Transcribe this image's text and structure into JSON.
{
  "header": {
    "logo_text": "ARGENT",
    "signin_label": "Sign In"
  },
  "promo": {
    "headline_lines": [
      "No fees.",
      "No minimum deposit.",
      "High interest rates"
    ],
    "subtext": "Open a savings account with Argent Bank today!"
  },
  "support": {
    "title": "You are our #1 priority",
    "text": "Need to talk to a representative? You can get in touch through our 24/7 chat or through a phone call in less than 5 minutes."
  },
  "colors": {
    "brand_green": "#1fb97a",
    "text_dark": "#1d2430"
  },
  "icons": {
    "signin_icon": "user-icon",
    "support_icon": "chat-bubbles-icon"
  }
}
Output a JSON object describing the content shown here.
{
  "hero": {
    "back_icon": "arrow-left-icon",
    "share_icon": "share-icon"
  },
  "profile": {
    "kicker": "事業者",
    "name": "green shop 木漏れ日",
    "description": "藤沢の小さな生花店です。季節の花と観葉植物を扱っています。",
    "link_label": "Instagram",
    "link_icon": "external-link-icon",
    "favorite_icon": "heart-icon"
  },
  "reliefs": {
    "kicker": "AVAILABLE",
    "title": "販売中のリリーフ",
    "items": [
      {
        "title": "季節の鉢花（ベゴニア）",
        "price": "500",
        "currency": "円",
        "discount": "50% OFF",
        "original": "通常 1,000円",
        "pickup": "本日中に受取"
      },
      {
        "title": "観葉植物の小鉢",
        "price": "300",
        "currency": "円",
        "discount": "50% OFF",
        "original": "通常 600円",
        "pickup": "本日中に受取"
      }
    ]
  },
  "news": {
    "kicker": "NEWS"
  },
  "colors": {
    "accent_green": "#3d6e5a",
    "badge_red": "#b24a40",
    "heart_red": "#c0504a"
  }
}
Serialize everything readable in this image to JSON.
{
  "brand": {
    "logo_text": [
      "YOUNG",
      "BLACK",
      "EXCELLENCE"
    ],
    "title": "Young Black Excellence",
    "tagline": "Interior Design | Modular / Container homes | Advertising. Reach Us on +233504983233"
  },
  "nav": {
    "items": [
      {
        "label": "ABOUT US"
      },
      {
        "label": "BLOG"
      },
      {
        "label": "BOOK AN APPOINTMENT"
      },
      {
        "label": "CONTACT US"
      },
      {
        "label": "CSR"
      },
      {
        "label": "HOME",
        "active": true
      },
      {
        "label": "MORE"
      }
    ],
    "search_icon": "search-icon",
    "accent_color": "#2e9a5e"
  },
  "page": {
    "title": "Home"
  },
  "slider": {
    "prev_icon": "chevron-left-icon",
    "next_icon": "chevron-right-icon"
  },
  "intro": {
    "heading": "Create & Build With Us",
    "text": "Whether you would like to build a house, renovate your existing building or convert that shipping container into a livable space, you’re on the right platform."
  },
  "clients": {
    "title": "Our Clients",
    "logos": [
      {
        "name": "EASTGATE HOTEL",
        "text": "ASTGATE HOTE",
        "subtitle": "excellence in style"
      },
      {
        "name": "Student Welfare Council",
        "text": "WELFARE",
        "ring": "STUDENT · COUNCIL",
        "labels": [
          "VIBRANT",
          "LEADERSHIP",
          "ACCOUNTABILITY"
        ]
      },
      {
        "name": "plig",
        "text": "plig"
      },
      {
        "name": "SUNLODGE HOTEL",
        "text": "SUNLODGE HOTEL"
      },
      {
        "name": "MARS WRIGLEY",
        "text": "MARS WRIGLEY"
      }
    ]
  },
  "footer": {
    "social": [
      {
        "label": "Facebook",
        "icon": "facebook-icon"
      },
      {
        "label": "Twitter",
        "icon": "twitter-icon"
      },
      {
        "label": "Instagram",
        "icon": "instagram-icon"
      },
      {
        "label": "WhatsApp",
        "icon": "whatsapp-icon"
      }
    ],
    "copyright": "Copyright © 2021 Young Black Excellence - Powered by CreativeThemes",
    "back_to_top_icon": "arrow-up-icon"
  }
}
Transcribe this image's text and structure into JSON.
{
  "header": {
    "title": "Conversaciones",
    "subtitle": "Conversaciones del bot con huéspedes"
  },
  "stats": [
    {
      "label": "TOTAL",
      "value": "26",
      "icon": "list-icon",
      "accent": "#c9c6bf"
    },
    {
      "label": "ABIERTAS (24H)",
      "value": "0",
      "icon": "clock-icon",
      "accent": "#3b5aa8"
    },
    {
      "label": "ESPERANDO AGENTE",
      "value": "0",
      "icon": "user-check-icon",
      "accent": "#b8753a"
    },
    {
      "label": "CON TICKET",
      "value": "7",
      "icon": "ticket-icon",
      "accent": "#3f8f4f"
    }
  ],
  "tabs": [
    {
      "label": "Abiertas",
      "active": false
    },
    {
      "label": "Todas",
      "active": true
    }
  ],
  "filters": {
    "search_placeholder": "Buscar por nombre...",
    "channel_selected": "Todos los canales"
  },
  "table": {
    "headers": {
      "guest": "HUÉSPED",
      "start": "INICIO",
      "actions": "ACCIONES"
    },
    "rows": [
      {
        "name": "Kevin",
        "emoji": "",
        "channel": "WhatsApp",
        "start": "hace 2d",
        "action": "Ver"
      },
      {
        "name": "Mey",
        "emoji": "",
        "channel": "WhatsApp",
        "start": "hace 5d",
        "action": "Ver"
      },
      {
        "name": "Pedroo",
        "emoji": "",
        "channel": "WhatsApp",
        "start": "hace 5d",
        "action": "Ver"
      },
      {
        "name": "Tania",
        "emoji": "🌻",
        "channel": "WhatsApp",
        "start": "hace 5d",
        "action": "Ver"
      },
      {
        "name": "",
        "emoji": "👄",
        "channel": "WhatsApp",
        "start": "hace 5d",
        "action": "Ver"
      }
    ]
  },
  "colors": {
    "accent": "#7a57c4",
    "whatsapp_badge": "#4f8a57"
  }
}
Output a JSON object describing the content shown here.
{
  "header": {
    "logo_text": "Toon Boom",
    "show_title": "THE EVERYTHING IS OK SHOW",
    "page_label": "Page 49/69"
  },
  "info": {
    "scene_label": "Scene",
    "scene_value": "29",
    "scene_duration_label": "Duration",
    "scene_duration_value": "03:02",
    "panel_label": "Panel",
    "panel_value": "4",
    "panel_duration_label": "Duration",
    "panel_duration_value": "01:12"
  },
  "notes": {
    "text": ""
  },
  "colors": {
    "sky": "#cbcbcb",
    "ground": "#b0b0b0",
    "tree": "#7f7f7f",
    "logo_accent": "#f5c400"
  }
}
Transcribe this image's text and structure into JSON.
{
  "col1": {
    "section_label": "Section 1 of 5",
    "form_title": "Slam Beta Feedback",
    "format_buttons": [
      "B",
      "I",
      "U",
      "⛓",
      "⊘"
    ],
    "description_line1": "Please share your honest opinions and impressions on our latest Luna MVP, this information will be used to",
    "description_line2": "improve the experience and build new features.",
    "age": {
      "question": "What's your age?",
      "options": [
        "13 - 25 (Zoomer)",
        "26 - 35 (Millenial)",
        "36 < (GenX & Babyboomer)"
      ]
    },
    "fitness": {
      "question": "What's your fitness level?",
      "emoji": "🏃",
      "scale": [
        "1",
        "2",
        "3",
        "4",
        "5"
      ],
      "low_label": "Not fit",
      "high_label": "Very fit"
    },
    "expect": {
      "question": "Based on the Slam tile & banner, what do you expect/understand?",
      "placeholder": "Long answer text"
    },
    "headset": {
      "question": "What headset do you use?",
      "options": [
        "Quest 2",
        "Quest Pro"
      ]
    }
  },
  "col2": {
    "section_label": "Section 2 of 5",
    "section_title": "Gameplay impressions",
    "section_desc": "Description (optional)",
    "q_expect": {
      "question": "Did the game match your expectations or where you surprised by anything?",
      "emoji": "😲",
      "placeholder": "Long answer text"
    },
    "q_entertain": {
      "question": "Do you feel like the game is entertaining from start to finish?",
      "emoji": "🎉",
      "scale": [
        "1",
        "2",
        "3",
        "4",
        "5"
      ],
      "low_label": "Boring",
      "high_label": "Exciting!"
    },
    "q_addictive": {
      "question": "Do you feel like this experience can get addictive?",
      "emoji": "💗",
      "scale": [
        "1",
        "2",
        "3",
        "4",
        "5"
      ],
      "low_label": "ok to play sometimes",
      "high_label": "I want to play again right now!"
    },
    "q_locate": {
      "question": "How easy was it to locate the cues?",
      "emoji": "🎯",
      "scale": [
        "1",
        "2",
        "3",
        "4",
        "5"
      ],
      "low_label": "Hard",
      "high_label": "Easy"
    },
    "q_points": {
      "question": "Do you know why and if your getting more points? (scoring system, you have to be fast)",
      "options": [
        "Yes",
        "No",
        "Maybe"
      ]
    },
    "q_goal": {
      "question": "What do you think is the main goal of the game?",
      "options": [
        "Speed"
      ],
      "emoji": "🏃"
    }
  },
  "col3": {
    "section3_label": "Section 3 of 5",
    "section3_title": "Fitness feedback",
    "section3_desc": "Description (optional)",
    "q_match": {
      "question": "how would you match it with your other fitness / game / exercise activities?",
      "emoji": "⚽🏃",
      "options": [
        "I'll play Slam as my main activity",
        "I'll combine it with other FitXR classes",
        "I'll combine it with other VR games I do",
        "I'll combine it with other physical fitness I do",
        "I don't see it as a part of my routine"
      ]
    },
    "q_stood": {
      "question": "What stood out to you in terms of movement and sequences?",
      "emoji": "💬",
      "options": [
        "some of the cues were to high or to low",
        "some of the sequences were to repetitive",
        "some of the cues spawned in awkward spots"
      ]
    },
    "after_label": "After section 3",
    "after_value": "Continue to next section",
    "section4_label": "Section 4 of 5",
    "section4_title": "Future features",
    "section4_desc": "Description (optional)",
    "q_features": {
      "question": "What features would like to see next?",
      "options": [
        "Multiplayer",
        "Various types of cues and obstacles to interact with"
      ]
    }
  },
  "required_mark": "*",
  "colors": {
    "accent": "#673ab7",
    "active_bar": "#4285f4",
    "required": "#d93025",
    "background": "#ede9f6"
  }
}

= = = = =

Which lines contain "subtitle"? Copy each of them.

        "subtitle": "excellence in style"
    "subtitle": "Conversaciones del bot con huéspedes"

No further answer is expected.